Extracted text —
......

Looking for a Song is a 2CD promo only compilation album by Big Audio Dynamite released in the US in 1994. It comprises Greatest Hits - The Radio Edits and Looking for a Song EP and was issued under the shortened band name Big Audio.

Track listing

Greatest Hits - The Radio Edits
"Looking for a Song" (Radio Mix) - 4:46
"Innocent Child" (Edit) - 3:55
"The Globe" (Edit) - 3:46
"Rush" (Edit) - 3:08
"Free" (Edit) - 3:30
"Contact" (Edit) - 4:12
"James Brown" (Remix Edit) - 3:58
"Other 99" (Edit) - 4:27
"Just Play Music!" (Edit) - 3:56
"Hollywood Boulevard" - 3:57
"V. Thirteen" - 4:38
"C'Mon Every Beatbox" (Edit) - 4:31
"E=MC²" (Edit) - 4:32
"Medicine Show" (Edit) - 4:27
"The Bottom Line" (Edit) - 3:46

Looking for a Song EP
"Looking for a Song" (Album Version) - 3:46
"Mirror Man" - 4:19
"Looking for a Song" (The Zonka/Shapps Remix) - 7:18
"Medicine Show" (Live) - 8:36
"RusH" (Live) - 7:08

Notes
"Mirror Man" (written by Lionel Bart) was previously unreleased and remains exclusive to this release.

......

Records excerpted from a collection —
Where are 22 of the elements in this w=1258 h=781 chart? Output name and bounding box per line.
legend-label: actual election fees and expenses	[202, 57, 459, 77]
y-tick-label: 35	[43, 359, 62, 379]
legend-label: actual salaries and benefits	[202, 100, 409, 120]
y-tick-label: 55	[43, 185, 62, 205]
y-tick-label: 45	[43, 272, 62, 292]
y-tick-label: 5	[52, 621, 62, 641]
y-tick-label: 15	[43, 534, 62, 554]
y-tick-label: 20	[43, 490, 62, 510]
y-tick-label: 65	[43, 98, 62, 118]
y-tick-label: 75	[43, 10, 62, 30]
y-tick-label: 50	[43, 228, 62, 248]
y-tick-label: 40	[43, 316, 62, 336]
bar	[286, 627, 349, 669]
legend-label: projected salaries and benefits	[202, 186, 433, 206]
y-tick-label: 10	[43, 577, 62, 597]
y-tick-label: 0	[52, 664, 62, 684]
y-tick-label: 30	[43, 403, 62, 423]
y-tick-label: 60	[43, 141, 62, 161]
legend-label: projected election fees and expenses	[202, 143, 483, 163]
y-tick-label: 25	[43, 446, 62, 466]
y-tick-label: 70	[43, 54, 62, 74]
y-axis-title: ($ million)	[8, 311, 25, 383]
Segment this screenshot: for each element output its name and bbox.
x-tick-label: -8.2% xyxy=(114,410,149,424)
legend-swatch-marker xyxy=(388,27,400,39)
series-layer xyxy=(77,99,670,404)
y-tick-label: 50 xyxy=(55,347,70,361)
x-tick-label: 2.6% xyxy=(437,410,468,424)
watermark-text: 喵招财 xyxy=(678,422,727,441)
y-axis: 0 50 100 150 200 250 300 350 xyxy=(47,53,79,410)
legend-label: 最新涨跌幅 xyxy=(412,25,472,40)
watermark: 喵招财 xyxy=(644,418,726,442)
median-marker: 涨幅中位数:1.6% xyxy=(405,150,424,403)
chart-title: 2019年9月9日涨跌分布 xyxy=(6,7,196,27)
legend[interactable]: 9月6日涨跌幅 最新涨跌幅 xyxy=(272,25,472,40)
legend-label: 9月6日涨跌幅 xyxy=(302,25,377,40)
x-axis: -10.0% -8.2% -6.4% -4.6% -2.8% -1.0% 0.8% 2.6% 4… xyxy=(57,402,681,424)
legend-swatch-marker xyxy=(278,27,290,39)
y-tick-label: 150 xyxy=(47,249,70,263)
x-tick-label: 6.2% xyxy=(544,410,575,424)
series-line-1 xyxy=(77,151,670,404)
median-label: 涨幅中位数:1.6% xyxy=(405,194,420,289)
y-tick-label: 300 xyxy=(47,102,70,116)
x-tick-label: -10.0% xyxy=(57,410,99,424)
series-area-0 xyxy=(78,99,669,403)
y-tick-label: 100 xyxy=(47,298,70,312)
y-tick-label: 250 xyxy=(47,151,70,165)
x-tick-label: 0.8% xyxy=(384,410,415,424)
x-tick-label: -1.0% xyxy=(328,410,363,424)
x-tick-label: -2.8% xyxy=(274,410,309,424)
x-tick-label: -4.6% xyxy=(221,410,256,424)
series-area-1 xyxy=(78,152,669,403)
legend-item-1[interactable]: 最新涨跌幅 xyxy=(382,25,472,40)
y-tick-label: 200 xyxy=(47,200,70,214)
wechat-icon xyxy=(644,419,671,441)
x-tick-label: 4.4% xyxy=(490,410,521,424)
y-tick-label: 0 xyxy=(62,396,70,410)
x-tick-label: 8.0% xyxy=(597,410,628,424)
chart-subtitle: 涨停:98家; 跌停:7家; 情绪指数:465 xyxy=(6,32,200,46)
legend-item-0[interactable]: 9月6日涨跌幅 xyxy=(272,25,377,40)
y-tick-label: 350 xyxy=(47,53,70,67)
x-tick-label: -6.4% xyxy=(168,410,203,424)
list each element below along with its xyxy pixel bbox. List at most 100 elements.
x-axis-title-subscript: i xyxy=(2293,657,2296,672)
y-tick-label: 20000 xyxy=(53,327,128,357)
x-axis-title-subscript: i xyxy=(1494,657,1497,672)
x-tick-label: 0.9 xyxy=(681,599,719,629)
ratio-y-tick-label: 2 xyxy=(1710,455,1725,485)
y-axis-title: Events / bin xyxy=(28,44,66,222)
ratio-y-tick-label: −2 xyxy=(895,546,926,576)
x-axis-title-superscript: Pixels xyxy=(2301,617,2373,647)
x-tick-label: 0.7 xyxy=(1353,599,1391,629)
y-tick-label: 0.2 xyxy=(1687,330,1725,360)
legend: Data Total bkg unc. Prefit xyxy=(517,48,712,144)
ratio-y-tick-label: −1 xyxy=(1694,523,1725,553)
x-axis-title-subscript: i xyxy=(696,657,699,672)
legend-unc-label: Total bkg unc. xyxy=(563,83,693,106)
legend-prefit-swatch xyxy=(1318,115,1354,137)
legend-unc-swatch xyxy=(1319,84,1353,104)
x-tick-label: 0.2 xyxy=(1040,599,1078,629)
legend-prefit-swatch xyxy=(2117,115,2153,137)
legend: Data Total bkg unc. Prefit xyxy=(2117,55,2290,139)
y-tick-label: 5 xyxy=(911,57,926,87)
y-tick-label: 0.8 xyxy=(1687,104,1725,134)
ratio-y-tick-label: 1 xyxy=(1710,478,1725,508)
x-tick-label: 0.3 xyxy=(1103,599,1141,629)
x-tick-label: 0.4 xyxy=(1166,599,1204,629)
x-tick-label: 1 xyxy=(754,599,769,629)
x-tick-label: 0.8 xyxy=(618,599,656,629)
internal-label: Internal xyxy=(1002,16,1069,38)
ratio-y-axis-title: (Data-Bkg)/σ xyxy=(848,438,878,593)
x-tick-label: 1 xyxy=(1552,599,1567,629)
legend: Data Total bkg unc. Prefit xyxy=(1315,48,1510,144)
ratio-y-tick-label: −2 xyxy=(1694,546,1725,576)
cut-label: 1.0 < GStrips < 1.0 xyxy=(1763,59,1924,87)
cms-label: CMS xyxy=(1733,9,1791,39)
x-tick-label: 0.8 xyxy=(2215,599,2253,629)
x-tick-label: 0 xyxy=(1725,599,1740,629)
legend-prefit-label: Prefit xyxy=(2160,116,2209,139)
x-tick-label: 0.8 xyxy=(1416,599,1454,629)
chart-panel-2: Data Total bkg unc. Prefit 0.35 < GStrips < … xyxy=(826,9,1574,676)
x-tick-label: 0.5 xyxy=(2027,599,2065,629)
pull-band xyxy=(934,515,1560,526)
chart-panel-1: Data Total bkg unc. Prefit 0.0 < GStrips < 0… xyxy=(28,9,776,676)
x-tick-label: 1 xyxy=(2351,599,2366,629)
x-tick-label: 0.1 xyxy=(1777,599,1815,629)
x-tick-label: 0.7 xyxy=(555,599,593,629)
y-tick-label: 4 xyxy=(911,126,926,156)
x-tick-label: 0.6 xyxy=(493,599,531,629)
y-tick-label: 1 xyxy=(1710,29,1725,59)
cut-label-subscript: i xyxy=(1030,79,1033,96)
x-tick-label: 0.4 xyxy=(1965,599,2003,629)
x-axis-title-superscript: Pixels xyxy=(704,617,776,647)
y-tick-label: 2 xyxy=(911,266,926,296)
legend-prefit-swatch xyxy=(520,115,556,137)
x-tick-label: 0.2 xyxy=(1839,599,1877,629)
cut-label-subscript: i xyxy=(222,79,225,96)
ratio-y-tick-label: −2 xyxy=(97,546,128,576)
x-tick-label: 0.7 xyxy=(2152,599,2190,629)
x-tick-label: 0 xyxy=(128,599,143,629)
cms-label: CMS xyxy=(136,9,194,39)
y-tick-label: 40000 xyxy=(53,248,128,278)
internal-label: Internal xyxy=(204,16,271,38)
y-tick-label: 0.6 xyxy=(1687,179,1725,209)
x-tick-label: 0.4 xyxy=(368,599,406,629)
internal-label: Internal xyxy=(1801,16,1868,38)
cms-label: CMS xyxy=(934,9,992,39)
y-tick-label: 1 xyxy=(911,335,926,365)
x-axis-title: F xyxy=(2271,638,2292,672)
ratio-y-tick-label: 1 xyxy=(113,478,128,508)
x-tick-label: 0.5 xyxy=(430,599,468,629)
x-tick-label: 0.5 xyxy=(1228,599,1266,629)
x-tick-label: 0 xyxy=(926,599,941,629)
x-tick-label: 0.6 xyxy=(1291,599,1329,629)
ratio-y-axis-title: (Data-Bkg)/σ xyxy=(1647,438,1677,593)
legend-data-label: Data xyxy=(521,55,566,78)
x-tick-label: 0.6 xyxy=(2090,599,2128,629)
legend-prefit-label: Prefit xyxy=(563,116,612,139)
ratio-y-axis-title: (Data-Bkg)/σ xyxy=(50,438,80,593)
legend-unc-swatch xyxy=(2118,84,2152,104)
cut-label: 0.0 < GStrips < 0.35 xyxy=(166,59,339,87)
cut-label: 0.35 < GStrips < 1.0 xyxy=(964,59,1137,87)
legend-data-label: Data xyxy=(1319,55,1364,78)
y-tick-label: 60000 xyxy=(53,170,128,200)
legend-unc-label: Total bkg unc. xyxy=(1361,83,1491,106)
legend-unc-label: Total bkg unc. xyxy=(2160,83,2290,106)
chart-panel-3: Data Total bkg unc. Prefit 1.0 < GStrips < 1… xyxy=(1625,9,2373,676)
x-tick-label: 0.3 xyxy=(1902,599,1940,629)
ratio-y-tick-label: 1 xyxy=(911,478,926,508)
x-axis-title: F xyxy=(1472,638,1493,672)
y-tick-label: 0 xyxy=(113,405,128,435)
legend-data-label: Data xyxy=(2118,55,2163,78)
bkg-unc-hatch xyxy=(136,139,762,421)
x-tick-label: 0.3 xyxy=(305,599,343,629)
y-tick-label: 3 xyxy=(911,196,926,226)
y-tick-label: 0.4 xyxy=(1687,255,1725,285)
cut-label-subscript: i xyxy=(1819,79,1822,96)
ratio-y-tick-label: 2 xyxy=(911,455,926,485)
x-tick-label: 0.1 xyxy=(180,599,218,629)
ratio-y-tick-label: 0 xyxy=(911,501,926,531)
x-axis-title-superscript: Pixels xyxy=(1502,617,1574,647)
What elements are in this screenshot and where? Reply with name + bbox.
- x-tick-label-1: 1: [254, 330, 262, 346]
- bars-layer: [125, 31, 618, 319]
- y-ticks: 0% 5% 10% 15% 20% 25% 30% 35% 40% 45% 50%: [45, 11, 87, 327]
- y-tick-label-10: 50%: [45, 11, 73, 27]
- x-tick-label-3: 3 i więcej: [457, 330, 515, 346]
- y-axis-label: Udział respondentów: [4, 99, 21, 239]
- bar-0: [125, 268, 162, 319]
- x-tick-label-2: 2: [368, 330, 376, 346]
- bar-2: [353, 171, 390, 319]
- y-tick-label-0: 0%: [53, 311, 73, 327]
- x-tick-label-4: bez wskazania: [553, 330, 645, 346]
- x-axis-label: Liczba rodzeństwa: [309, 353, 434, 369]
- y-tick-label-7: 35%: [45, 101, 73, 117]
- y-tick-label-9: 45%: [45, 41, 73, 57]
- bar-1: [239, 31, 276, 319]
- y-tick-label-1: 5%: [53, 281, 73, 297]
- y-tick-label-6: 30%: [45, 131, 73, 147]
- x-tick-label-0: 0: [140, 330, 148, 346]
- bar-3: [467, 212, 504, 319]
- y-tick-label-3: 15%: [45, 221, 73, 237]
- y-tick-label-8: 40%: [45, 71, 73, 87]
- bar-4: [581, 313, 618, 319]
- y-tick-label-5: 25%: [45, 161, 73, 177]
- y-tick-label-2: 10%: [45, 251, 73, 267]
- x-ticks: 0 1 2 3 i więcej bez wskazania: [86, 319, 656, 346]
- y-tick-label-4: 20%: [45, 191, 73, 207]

......

Task instructions — Take the text on the Looking for a Song compilation further, picking up after its final sentence. These items have nothing to do with the text on the Looking for a Song compilation.

Response area —
The live versions of "Medicine Show" and "Rush" were recorded at the Mick Ronson memorial concert at the Hammersmith Odeon in April 1994.

References

Big Audio Dynamite albums
1994 compilation albums
1994 EPs
Albums produced by Bill Price (record producer)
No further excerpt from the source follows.